Items from a data source:
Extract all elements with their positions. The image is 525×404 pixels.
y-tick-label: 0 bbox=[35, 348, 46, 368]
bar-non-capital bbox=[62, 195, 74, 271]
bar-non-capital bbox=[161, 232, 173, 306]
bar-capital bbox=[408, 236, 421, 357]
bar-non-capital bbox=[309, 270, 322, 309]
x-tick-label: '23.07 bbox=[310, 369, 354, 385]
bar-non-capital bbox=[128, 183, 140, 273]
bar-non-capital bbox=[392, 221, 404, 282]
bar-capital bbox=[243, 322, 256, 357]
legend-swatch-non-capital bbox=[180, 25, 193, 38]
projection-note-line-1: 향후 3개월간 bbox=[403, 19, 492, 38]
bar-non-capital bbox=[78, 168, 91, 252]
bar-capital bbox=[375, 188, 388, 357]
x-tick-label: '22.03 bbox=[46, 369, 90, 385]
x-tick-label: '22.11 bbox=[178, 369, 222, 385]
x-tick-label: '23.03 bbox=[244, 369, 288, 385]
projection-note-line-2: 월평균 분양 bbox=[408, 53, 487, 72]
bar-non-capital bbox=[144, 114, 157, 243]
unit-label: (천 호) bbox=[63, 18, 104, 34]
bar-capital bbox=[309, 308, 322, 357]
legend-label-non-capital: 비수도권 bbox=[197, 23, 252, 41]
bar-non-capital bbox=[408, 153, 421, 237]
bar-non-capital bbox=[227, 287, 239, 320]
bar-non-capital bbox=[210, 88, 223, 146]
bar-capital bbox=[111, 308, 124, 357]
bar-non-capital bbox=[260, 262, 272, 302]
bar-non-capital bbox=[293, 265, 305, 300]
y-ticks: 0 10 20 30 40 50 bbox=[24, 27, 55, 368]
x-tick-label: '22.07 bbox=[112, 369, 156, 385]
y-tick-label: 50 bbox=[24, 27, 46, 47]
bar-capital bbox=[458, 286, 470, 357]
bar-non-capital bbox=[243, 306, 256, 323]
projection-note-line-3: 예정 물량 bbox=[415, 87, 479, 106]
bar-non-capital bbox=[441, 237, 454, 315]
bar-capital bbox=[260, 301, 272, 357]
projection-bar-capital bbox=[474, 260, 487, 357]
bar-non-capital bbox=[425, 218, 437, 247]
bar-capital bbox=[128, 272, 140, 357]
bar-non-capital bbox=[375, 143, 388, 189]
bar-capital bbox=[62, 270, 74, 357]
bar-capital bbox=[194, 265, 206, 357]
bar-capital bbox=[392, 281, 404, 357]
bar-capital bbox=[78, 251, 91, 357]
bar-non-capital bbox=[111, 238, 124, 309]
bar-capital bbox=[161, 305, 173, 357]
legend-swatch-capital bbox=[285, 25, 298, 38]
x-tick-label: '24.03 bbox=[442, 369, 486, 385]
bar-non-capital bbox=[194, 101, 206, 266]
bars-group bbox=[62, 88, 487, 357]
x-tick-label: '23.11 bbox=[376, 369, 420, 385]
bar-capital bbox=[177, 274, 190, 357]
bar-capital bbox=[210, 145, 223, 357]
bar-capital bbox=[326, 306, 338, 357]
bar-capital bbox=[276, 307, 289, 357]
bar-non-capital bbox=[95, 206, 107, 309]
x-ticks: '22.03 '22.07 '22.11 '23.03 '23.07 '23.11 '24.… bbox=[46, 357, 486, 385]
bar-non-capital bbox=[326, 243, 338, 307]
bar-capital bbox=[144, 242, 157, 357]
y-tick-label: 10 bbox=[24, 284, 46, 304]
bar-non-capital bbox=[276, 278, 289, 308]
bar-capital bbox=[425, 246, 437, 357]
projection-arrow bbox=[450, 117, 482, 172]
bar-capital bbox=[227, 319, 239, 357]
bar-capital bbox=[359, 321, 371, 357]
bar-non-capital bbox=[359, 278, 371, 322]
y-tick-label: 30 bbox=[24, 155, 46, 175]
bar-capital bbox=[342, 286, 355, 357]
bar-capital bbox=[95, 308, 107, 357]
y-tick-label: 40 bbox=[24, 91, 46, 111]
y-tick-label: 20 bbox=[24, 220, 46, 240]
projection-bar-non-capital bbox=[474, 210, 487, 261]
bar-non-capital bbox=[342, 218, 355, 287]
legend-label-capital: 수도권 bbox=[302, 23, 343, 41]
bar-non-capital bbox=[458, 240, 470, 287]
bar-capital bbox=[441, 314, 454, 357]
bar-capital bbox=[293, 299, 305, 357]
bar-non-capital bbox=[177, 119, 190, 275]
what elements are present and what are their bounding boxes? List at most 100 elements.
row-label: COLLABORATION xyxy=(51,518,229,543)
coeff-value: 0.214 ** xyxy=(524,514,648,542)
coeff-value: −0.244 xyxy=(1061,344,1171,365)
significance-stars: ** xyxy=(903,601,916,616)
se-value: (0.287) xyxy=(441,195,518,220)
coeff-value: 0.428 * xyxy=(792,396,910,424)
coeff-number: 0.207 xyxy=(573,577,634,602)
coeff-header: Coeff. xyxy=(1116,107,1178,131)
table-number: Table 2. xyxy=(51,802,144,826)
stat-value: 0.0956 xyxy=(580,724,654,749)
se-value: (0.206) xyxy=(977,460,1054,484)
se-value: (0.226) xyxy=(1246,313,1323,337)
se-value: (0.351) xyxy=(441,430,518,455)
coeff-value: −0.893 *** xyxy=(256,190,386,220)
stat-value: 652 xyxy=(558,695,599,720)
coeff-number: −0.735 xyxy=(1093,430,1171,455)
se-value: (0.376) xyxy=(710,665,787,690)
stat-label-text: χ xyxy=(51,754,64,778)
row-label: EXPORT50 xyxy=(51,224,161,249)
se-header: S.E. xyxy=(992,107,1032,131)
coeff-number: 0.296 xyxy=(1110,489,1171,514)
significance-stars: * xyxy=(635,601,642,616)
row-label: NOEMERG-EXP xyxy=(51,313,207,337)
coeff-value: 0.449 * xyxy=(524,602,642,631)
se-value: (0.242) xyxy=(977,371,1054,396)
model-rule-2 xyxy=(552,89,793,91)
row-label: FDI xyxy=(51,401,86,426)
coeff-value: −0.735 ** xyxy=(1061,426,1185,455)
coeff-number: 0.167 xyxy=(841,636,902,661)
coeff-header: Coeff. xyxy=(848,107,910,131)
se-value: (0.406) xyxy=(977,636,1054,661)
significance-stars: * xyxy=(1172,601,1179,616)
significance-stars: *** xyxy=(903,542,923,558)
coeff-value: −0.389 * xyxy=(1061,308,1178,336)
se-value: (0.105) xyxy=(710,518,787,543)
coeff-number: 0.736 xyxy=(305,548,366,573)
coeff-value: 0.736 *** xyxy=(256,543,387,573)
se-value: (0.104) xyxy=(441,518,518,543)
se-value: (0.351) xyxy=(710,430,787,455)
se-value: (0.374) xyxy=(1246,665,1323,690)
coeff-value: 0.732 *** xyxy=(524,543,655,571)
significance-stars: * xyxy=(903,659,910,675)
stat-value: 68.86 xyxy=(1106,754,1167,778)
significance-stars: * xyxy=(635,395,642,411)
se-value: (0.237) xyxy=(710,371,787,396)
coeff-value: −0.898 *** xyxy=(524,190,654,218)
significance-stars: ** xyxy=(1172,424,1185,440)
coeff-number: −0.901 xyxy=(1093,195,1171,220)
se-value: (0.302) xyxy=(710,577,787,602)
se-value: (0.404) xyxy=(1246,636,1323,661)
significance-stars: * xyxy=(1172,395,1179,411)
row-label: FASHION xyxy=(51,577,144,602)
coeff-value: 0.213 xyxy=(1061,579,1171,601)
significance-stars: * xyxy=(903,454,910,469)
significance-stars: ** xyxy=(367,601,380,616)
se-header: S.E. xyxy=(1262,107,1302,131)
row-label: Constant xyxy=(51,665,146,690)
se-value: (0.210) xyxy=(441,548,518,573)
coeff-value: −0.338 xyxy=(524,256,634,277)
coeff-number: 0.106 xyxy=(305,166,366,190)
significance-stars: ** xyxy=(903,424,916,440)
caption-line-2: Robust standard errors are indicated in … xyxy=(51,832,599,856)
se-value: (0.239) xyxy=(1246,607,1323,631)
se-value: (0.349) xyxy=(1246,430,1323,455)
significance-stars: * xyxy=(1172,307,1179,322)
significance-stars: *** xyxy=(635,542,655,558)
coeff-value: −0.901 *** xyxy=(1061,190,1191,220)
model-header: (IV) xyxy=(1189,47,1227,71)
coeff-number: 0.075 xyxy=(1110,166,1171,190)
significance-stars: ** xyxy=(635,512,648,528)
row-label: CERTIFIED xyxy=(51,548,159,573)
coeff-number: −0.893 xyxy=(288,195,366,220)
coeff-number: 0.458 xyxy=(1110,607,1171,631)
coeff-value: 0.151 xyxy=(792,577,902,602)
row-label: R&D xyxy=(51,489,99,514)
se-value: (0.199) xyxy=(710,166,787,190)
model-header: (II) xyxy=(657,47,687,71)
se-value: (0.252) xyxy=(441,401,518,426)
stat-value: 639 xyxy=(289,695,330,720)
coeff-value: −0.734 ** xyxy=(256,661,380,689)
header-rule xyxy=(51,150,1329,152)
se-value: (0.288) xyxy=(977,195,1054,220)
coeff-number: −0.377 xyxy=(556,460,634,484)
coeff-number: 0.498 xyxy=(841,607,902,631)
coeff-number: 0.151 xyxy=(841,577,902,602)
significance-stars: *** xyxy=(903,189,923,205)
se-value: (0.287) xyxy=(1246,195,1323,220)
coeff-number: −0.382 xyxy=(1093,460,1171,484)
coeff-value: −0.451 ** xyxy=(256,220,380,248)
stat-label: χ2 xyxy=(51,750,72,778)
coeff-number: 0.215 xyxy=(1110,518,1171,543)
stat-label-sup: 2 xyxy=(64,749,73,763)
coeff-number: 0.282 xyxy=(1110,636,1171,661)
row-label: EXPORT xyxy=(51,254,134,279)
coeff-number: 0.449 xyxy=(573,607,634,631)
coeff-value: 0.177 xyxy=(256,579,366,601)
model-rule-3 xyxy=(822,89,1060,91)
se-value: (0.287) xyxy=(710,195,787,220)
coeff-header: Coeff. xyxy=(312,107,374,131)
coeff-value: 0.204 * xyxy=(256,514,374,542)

INSTRUCTIONS FOR THE TASK —
Give each line of the listing, from its first line through the line containing "bar-capital bbox=[309, 308, 322, 357]", as a JSON list of strings with one string per line and blank lines omitted.

ANSWER IN FULL —
[
  "Extract all elements with their positions. The image is 525×404 pixels.",
  "y-tick-label: 0 bbox=[35, 348, 46, 368]",
  "bar-non-capital bbox=[62, 195, 74, 271]",
  "bar-non-capital bbox=[161, 232, 173, 306]",
  "bar-capital bbox=[408, 236, 421, 357]",
  "bar-non-capital bbox=[309, 270, 322, 309]",
  "x-tick-label: '23.07 bbox=[310, 369, 354, 385]",
  "bar-non-capital bbox=[128, 183, 140, 273]",
  "bar-non-capital bbox=[392, 221, 404, 282]",
  "bar-capital bbox=[243, 322, 256, 357]",
  "legend-swatch-non-capital bbox=[180, 25, 193, 38]",
  "projection-note-line-1: 향후 3개월간 bbox=[403, 19, 492, 38]",
  "bar-non-capital bbox=[78, 168, 91, 252]",
  "bar-capital bbox=[375, 188, 388, 357]",
  "x-tick-label: '22.03 bbox=[46, 369, 90, 385]",
  "x-tick-label: '22.11 bbox=[178, 369, 222, 385]",
  "x-tick-label: '23.03 bbox=[244, 369, 288, 385]",
  "projection-note-line-2: 월평균 분양 bbox=[408, 53, 487, 72]",
  "bar-non-capital bbox=[144, 114, 157, 243]",
  "unit-label: (천 호) bbox=[63, 18, 104, 34]",
  "bar-capital bbox=[309, 308, 322, 357]"
]